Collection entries
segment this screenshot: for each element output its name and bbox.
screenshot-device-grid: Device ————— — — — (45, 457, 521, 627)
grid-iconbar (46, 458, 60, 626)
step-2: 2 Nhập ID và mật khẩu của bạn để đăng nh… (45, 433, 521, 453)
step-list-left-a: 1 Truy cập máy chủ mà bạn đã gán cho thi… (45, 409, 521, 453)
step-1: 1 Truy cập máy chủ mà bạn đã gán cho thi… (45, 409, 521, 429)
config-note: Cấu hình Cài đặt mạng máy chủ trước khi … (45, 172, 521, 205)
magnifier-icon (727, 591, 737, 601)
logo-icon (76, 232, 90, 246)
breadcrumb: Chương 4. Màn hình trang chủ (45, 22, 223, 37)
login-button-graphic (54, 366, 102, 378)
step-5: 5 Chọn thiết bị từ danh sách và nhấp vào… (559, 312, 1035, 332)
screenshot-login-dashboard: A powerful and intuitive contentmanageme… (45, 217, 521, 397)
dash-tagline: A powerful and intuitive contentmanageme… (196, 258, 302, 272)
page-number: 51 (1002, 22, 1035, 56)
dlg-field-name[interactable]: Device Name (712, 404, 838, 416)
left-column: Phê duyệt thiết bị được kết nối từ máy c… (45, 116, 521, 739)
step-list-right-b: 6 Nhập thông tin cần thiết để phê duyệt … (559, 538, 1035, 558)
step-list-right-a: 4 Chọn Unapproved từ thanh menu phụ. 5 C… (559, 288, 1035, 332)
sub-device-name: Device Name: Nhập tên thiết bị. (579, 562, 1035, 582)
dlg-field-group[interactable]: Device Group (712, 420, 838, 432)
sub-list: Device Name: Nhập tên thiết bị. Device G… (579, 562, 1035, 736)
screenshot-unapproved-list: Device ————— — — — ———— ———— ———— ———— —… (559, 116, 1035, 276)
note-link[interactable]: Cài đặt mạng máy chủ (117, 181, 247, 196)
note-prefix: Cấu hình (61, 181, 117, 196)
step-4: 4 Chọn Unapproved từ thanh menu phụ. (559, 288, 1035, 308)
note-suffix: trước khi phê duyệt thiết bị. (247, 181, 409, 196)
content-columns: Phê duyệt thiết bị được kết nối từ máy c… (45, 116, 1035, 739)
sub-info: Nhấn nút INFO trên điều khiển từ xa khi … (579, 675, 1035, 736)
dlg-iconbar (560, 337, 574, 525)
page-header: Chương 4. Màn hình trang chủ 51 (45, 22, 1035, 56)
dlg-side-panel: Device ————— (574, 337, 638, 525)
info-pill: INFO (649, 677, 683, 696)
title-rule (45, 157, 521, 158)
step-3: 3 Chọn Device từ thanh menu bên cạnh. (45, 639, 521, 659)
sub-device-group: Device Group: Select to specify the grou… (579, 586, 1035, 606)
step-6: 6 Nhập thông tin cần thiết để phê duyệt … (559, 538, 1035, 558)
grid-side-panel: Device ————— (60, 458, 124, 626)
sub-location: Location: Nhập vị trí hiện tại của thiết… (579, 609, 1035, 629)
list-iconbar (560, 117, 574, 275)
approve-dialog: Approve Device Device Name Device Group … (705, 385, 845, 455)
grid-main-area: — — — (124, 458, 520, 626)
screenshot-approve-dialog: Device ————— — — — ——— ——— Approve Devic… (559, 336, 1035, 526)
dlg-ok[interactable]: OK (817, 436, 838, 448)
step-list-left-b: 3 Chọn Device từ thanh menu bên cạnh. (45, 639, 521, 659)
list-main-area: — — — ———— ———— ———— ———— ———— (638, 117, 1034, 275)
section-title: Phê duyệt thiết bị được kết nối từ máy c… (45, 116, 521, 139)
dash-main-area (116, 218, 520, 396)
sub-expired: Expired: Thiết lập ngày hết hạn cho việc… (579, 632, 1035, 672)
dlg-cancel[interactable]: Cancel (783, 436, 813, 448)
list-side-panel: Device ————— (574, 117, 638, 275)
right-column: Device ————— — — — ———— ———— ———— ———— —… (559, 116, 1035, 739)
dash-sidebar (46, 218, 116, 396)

WHAT NEEDS TO BE DONE –
Retype every line above word for word, keeping each one unchanged and in the same order.

EXERCISE ANSWER –
segment this screenshot: for each element output its name and bbox.
screenshot-device-grid: Device ————— — — — (45, 457, 521, 627)
grid-iconbar (46, 458, 60, 626)
step-2: 2 Nhập ID và mật khẩu của bạn để đăng nh… (45, 433, 521, 453)
step-list-left-a: 1 Truy cập máy chủ mà bạn đã gán cho thi… (45, 409, 521, 453)
step-1: 1 Truy cập máy chủ mà bạn đã gán cho thi… (45, 409, 521, 429)
config-note: Cấu hình Cài đặt mạng máy chủ trước khi … (45, 172, 521, 205)
magnifier-icon (727, 591, 737, 601)
logo-icon (76, 232, 90, 246)
breadcrumb: Chương 4. Màn hình trang chủ (45, 22, 223, 37)
login-button-graphic (54, 366, 102, 378)
step-5: 5 Chọn thiết bị từ danh sách và nhấp vào… (559, 312, 1035, 332)
screenshot-login-dashboard: A powerful and intuitive contentmanageme… (45, 217, 521, 397)
dash-tagline: A powerful and intuitive contentmanageme… (196, 258, 302, 272)
page-number: 51 (1002, 22, 1035, 56)
dlg-field-name[interactable]: Device Name (712, 404, 838, 416)
left-column: Phê duyệt thiết bị được kết nối từ máy c… (45, 116, 521, 739)
step-list-right-b: 6 Nhập thông tin cần thiết để phê duyệt … (559, 538, 1035, 558)
step-list-right-a: 4 Chọn Unapproved từ thanh menu phụ. 5 C… (559, 288, 1035, 332)
sub-device-name: Device Name: Nhập tên thiết bị. (579, 562, 1035, 582)
dlg-field-group[interactable]: Device Group (712, 420, 838, 432)
sub-list: Device Name: Nhập tên thiết bị. Device G… (579, 562, 1035, 736)
screenshot-unapproved-list: Device ————— — — — ———— ———— ———— ———— —… (559, 116, 1035, 276)
note-link[interactable]: Cài đặt mạng máy chủ (117, 181, 247, 196)
note-prefix: Cấu hình (61, 181, 117, 196)
step-4: 4 Chọn Unapproved từ thanh menu phụ. (559, 288, 1035, 308)
note-suffix: trước khi phê duyệt thiết bị. (247, 181, 409, 196)
content-columns: Phê duyệt thiết bị được kết nối từ máy c… (45, 116, 1035, 739)
sub-info: Nhấn nút INFO trên điều khiển từ xa khi … (579, 675, 1035, 736)
dlg-iconbar (560, 337, 574, 525)
page-header: Chương 4. Màn hình trang chủ 51 (45, 22, 1035, 56)
dlg-side-panel: Device ————— (574, 337, 638, 525)
info-pill: INFO (649, 677, 683, 696)
title-rule (45, 157, 521, 158)
step-3: 3 Chọn Device từ thanh menu bên cạnh. (45, 639, 521, 659)
sub-device-group: Device Group: Select to specify the grou… (579, 586, 1035, 606)
step-6: 6 Nhập thông tin cần thiết để phê duyệt … (559, 538, 1035, 558)
grid-side-panel: Device ————— (60, 458, 124, 626)
sub-location: Location: Nhập vị trí hiện tại của thiết… (579, 609, 1035, 629)
list-iconbar (560, 117, 574, 275)
approve-dialog: Approve Device Device Name Device Group … (705, 385, 845, 455)
grid-main-area: — — — (124, 458, 520, 626)
screenshot-approve-dialog: Device ————— — — — ——— ——— Approve Devic… (559, 336, 1035, 526)
dlg-ok[interactable]: OK (817, 436, 838, 448)
step-list-left-b: 3 Chọn Device từ thanh menu bên cạnh. (45, 639, 521, 659)
list-main-area: — — — ———— ———— ———— ———— ———— (638, 117, 1034, 275)
section-title: Phê duyệt thiết bị được kết nối từ máy c… (45, 116, 521, 139)
dash-main-area (116, 218, 520, 396)
sub-expired: Expired: Thiết lập ngày hết hạn cho việc… (579, 632, 1035, 672)
dlg-cancel[interactable]: Cancel (783, 436, 813, 448)
list-side-panel: Device ————— (574, 117, 638, 275)
right-column: Device ————— — — — ———— ———— ———— ———— —… (559, 116, 1035, 739)
dash-sidebar (46, 218, 116, 396)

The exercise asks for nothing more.